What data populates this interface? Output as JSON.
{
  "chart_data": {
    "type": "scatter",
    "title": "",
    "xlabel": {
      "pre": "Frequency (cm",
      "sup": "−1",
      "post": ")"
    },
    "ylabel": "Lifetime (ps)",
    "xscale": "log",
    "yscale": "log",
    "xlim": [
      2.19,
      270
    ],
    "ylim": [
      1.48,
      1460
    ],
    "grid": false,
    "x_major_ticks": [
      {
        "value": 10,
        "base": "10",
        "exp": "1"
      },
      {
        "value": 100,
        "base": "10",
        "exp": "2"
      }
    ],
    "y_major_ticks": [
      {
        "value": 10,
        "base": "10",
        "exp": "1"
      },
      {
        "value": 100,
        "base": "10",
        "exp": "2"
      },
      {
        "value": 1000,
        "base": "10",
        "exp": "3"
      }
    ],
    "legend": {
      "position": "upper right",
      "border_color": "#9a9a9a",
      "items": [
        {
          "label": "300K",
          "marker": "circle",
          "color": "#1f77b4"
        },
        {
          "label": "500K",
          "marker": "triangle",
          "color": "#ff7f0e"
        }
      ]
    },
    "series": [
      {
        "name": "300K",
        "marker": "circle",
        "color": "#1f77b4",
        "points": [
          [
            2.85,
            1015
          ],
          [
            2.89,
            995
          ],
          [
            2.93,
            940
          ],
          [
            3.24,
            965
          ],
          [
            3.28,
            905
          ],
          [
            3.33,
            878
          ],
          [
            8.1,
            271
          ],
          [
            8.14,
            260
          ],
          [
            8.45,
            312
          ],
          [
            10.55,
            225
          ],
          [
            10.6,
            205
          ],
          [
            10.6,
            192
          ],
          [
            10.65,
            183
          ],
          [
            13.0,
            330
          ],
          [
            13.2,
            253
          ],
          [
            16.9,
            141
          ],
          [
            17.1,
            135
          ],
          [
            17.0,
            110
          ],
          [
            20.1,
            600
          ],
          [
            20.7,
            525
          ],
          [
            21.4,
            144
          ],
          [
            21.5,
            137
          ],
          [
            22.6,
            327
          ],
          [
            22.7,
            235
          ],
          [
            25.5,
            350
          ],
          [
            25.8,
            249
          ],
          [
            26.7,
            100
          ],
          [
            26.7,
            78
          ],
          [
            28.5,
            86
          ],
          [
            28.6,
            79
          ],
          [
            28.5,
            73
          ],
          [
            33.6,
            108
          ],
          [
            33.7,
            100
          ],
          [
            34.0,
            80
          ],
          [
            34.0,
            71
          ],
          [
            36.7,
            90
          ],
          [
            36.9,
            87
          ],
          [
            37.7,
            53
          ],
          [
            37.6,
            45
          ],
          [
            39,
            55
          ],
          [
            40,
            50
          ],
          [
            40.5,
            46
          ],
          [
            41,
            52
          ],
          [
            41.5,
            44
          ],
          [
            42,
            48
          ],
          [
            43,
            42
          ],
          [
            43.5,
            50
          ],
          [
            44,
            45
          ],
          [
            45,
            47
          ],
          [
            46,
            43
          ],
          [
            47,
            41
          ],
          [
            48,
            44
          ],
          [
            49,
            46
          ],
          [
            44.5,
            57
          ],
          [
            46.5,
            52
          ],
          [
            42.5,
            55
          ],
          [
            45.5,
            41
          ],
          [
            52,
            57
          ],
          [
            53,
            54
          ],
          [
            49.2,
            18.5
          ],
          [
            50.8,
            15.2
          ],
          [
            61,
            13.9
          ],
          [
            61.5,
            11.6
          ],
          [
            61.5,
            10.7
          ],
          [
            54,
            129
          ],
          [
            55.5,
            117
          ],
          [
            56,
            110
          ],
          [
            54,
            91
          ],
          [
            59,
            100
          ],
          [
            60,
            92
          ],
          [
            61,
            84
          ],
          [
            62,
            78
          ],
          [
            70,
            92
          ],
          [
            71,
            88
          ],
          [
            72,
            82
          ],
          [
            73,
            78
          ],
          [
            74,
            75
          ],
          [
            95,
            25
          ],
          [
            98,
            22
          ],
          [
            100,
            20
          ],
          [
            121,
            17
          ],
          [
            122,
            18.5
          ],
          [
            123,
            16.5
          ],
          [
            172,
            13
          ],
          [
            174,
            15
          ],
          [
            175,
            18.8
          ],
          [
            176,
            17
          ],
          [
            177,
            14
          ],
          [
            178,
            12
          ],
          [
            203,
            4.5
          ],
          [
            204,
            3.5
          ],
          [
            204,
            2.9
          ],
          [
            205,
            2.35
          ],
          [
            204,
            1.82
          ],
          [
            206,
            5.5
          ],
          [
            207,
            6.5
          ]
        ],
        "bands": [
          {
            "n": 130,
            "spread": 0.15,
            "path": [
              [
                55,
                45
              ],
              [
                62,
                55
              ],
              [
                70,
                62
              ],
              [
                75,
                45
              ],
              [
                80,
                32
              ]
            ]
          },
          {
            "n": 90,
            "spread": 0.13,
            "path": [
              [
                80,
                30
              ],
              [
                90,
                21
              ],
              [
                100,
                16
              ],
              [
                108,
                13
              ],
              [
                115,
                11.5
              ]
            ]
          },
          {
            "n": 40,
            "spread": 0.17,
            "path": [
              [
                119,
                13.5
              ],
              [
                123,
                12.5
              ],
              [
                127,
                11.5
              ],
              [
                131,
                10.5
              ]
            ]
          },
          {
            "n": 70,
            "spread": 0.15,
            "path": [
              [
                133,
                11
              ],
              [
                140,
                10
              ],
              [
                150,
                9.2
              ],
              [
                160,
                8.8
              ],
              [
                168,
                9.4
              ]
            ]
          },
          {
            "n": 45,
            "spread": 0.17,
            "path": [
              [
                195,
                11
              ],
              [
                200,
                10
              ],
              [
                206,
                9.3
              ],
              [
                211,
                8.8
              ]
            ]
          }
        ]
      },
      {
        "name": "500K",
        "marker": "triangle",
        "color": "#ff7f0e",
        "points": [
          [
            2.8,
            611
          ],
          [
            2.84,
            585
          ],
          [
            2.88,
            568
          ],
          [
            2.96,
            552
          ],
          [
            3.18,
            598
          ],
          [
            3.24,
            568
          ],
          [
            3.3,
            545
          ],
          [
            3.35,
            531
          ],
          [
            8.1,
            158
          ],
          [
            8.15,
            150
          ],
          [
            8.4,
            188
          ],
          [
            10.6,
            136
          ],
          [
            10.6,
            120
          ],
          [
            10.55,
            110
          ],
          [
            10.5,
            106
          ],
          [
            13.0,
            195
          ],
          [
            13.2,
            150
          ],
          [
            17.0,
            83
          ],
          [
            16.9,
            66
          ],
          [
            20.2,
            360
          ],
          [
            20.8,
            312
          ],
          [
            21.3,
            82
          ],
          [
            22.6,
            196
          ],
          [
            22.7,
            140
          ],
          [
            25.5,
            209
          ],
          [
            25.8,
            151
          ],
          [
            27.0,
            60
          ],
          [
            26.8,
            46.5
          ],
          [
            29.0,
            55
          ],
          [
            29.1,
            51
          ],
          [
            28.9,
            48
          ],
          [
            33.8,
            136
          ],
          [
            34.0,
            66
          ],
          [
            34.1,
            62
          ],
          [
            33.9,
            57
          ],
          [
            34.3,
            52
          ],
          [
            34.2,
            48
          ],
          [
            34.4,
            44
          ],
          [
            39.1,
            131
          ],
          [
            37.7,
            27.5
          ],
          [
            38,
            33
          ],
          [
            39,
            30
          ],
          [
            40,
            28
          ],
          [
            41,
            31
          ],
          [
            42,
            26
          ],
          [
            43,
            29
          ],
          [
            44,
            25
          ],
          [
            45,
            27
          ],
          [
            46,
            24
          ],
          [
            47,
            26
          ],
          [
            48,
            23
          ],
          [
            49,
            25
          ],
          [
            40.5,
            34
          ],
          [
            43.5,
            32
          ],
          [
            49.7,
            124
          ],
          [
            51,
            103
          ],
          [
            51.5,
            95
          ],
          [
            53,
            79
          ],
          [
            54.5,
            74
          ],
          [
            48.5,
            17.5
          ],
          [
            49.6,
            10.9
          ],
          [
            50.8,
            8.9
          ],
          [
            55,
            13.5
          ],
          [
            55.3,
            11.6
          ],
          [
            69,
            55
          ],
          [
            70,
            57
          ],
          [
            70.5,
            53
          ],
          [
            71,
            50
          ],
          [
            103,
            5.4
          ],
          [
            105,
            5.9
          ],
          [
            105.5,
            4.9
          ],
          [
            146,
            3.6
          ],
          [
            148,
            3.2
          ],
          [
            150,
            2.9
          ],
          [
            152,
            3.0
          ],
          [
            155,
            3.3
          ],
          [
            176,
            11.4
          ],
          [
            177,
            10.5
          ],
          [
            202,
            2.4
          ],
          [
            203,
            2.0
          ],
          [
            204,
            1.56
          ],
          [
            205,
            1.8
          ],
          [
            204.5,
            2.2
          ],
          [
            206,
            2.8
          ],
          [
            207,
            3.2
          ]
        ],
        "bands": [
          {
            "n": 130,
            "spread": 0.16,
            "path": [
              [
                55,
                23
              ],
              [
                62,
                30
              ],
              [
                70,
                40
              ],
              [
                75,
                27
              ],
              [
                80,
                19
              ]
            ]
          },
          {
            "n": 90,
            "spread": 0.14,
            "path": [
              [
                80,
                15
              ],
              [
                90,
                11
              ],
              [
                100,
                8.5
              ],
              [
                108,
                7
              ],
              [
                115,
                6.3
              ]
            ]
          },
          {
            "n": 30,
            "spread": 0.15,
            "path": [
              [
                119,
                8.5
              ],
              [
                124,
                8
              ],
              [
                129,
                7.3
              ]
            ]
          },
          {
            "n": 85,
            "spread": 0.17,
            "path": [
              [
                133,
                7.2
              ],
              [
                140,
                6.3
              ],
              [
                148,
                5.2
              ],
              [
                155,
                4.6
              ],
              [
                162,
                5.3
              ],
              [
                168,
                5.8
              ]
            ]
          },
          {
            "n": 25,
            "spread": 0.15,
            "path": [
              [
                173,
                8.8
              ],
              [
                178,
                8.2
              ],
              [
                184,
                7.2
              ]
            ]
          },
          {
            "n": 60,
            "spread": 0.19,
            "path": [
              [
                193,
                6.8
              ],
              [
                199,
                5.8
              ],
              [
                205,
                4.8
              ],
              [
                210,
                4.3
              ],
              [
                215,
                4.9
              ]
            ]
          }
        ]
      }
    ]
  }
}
┄┄┄┄┄┄┄┄┄┄
(What is required) Pull out each line of the listing that holds the string "marker".

(Output)
          "marker": "circle",
          "marker": "triangle",
        "marker": "circle",
        "marker": "triangle",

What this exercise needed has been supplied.